++++ EXTRACTED MATERIAL ++++
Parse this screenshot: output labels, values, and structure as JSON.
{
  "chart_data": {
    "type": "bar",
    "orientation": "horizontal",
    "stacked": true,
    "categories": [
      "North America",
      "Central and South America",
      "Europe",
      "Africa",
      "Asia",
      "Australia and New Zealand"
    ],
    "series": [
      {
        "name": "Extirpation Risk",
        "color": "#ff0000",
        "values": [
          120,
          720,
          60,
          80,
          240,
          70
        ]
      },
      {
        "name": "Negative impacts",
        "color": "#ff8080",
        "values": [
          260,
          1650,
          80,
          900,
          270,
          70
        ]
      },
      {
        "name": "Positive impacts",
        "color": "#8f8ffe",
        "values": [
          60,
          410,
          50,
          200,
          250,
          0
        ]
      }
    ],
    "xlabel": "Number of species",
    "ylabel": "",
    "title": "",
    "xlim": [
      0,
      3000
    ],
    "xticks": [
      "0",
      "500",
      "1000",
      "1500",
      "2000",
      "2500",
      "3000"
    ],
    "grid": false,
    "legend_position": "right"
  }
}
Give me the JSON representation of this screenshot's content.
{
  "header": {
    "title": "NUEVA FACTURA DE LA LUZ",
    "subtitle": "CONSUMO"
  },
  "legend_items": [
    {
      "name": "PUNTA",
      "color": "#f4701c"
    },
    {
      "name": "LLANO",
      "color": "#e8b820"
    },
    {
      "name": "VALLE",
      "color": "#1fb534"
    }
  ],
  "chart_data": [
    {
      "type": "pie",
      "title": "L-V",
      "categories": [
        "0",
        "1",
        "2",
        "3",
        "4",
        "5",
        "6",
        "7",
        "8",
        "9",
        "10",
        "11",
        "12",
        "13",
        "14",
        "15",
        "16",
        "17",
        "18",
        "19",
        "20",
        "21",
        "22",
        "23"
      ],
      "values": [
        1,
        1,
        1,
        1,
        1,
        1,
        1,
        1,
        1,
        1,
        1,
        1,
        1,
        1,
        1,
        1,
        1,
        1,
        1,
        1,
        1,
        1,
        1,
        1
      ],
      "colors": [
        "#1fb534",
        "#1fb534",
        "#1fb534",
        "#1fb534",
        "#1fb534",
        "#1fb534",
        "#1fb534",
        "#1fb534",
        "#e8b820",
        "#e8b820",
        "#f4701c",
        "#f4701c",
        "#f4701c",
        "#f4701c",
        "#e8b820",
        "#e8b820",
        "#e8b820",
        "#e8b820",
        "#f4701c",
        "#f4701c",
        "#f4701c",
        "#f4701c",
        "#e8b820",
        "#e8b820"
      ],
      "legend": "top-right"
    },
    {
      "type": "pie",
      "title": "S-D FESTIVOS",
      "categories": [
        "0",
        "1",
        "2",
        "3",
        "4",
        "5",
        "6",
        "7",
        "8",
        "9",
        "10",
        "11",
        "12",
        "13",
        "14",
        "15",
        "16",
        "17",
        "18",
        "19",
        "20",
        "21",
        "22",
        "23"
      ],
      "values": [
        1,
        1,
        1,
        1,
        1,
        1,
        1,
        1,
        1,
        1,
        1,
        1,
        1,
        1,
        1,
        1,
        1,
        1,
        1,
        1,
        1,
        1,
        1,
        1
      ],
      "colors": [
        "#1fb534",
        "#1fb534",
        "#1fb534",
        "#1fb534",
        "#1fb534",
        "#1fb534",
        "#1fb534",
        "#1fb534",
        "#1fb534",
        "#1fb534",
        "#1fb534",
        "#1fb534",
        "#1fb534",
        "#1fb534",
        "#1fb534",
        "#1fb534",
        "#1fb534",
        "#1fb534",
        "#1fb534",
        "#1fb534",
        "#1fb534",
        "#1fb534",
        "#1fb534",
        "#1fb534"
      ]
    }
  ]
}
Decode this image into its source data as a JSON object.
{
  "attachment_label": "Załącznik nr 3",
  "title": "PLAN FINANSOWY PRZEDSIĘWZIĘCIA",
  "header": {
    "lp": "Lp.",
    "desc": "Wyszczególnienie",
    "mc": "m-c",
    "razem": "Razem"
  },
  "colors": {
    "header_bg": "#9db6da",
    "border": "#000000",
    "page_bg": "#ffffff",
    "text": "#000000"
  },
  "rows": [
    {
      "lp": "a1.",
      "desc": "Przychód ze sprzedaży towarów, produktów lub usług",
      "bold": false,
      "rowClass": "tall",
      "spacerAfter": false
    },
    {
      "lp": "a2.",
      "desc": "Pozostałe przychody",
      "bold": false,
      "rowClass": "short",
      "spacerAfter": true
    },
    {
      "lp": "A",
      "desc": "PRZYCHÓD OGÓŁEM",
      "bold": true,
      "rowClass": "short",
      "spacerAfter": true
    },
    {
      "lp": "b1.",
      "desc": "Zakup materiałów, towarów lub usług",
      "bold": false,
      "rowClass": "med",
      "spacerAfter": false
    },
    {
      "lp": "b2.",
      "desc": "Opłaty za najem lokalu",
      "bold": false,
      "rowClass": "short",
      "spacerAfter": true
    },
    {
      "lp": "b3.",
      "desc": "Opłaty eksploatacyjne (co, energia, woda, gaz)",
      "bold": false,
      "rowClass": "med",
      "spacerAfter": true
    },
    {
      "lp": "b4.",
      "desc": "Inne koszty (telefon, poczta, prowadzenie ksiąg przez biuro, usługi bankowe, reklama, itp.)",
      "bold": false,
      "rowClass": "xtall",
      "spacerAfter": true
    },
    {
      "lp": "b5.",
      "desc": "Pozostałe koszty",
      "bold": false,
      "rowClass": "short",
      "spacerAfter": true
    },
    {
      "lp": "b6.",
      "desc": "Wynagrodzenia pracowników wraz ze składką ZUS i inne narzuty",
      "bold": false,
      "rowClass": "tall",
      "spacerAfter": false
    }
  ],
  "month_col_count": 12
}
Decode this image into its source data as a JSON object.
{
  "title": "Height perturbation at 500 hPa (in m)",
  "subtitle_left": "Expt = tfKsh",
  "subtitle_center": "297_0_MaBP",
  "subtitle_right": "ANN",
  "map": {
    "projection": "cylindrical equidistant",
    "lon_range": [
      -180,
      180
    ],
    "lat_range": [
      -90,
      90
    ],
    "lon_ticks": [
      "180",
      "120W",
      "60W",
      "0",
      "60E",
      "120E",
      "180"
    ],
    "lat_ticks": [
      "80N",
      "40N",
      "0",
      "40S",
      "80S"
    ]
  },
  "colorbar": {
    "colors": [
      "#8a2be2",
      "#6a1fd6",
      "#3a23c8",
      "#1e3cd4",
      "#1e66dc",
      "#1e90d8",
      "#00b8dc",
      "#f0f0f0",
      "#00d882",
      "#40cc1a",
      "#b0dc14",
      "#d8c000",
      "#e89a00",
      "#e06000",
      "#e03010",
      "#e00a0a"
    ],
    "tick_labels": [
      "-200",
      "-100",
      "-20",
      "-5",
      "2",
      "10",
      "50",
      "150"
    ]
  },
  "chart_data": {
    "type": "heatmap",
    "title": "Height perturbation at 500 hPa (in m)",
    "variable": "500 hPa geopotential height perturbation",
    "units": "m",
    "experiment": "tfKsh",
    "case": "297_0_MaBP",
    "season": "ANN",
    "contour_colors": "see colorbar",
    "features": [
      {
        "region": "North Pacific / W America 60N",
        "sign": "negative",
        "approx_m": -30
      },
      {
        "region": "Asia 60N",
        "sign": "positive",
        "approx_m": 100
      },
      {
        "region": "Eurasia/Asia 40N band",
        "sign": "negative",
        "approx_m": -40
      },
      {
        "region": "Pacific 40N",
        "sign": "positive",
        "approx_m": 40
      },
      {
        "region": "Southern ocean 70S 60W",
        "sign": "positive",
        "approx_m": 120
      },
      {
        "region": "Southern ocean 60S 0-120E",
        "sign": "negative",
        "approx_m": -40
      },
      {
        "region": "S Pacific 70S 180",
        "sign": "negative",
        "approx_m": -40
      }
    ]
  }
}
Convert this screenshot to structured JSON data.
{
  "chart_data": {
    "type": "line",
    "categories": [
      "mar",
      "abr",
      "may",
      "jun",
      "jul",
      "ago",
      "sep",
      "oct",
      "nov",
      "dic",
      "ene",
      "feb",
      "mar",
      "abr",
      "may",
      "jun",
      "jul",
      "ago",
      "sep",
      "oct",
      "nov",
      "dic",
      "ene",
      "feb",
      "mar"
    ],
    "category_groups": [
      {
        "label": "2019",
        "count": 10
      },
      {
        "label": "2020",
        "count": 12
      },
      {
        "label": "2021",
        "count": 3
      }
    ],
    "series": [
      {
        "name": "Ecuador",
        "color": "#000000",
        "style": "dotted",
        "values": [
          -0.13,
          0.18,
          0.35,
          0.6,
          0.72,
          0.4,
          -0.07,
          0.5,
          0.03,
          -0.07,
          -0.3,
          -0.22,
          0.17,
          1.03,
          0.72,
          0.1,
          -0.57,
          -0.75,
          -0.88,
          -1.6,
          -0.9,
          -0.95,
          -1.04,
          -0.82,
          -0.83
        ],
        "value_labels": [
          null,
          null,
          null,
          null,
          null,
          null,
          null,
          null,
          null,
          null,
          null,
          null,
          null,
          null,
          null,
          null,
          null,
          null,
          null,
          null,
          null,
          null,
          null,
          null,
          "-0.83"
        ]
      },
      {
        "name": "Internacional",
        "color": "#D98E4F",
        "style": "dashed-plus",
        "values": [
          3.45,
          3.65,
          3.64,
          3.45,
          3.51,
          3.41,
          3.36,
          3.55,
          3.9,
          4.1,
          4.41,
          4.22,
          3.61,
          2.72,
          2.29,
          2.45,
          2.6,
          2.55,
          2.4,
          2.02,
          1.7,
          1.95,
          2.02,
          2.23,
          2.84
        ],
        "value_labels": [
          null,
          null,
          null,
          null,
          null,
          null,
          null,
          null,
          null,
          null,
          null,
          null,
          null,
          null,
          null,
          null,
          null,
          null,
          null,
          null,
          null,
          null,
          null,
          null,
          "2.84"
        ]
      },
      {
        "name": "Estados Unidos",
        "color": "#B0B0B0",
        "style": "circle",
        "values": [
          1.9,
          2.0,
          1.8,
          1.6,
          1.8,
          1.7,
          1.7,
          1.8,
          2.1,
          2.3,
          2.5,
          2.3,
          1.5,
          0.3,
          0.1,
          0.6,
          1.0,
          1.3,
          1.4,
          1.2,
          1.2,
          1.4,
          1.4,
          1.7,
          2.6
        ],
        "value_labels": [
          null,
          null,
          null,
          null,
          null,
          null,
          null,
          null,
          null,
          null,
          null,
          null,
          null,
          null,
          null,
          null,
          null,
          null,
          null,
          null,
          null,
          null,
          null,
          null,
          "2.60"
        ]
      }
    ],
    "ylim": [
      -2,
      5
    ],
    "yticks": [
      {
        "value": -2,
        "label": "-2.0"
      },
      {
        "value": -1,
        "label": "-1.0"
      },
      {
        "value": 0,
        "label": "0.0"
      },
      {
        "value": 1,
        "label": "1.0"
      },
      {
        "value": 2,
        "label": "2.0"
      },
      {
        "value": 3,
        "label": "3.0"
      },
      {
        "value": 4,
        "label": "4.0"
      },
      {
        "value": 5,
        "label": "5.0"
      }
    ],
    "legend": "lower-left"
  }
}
++++
Where does the word "perturbation" appear? Return each line that holds it.

▶ _TASK OUTPUT_:
  "title": "Height perturbation at 500 hPa (in m)",
    "title": "Height perturbation at 500 hPa (in m)",
    "variable": "500 hPa geopotential height perturbation",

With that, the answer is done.